>> Begin Extracted entries

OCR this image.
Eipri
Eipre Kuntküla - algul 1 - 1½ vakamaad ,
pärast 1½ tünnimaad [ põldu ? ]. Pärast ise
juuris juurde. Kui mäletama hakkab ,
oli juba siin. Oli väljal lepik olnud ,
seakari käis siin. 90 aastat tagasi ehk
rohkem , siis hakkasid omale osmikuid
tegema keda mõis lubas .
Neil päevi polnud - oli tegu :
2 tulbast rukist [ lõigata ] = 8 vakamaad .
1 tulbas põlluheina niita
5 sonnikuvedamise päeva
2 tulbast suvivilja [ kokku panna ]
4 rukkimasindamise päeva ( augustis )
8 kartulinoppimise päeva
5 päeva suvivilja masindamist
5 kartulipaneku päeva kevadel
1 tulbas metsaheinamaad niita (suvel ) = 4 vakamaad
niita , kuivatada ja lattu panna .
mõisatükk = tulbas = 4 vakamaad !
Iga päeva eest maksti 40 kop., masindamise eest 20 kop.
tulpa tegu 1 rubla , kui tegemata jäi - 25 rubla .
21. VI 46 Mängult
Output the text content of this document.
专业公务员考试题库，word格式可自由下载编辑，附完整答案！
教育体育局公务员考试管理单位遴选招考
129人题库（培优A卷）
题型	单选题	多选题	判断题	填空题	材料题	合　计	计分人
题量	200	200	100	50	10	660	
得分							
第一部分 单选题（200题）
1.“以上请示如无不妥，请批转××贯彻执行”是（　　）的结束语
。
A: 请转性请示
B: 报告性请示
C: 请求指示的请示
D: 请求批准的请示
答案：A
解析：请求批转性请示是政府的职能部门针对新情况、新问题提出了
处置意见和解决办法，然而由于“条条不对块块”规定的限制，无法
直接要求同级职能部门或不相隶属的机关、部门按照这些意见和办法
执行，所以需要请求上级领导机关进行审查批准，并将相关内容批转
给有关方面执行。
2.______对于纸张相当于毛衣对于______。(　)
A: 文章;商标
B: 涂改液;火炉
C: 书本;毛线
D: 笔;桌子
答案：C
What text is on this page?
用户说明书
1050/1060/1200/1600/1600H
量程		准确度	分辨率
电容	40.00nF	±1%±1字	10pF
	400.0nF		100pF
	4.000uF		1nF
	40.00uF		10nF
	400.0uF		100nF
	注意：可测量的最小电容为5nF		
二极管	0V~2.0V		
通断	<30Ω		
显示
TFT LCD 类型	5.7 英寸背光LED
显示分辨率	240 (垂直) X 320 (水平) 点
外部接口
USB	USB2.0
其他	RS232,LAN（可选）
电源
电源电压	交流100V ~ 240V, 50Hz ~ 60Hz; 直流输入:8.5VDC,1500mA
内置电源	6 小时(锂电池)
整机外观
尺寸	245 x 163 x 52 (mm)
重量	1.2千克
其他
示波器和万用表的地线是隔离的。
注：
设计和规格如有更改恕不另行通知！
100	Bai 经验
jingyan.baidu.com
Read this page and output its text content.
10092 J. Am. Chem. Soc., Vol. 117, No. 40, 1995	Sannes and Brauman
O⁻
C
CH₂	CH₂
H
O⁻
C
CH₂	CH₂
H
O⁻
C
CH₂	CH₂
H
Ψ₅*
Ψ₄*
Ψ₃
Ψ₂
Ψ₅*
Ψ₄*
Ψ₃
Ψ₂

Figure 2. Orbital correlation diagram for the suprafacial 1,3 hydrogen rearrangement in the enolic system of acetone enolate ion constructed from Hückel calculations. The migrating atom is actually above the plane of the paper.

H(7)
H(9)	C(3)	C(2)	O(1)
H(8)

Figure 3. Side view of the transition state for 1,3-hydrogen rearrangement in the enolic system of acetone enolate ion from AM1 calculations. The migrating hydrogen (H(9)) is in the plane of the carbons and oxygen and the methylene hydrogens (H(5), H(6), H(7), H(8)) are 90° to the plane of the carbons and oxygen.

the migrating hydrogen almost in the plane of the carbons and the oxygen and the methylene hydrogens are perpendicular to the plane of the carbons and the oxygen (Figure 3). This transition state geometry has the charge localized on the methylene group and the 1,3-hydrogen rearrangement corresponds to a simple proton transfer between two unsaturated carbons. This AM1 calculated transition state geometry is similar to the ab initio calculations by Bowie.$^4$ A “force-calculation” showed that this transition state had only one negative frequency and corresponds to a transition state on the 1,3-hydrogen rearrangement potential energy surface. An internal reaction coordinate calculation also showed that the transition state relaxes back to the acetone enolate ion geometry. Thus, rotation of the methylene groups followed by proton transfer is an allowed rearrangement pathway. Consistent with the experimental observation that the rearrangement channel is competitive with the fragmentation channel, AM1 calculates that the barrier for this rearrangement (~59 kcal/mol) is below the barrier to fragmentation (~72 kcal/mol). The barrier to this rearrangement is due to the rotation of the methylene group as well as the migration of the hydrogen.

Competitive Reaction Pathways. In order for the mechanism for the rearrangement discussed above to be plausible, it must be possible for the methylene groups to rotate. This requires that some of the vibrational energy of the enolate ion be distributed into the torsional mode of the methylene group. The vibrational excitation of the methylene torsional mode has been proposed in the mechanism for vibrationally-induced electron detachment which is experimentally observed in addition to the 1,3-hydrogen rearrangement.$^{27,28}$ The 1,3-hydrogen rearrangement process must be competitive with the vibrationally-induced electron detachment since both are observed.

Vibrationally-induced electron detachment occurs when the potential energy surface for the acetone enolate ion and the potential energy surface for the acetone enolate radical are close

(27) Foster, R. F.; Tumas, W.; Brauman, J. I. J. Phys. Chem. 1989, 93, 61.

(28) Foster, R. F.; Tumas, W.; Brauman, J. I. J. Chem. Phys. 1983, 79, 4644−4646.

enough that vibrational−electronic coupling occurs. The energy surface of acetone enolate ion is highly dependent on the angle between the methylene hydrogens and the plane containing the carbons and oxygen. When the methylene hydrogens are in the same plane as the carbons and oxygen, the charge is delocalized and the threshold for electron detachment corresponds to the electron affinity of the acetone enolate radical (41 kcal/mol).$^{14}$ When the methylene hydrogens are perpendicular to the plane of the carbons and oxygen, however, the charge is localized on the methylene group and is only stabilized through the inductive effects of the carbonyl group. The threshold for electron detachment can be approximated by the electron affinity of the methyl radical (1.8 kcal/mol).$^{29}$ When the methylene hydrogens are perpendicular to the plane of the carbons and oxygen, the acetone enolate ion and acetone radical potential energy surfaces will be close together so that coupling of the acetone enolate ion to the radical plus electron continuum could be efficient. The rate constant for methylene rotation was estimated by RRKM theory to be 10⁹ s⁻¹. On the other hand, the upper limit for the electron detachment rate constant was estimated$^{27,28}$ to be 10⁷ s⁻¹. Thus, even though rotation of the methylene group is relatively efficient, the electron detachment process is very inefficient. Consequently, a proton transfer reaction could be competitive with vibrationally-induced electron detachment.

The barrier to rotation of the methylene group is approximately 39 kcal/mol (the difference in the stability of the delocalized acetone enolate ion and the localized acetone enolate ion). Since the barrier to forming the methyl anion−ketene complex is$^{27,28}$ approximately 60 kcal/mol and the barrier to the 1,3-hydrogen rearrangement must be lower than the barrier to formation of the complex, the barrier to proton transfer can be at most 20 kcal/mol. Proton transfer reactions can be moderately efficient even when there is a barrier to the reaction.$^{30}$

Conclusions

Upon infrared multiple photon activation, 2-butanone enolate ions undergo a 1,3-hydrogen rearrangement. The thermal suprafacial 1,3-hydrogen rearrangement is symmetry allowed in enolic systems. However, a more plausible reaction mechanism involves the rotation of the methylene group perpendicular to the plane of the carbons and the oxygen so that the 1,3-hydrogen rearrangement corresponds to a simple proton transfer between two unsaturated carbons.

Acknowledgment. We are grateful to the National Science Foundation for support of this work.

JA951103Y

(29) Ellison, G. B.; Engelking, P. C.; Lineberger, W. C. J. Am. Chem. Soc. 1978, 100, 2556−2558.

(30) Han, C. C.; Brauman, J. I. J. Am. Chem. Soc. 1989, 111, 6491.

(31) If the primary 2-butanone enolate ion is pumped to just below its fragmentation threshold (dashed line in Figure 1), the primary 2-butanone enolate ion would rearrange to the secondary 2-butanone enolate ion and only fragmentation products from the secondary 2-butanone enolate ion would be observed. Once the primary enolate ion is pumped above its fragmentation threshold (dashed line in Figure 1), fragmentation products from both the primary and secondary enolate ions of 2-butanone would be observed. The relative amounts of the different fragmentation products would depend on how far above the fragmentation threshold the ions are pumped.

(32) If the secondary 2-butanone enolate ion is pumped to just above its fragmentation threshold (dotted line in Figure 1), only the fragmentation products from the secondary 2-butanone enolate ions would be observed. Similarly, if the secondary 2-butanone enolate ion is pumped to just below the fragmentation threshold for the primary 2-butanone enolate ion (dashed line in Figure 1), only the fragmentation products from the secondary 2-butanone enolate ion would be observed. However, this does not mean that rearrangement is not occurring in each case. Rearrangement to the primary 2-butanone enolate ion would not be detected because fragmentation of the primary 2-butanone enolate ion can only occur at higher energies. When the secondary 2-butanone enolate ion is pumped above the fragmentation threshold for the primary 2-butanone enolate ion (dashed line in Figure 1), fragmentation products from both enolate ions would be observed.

>> End Extracted entries

- **Stated task**:
Locate the word "tegu" in the entries, and copy every line where it is found.

- **Answer to the exercise**:
Neil päevi polnud - oli tegu :
tulpa tegu 1 rubla , kui tegemata jäi - 25 rubla .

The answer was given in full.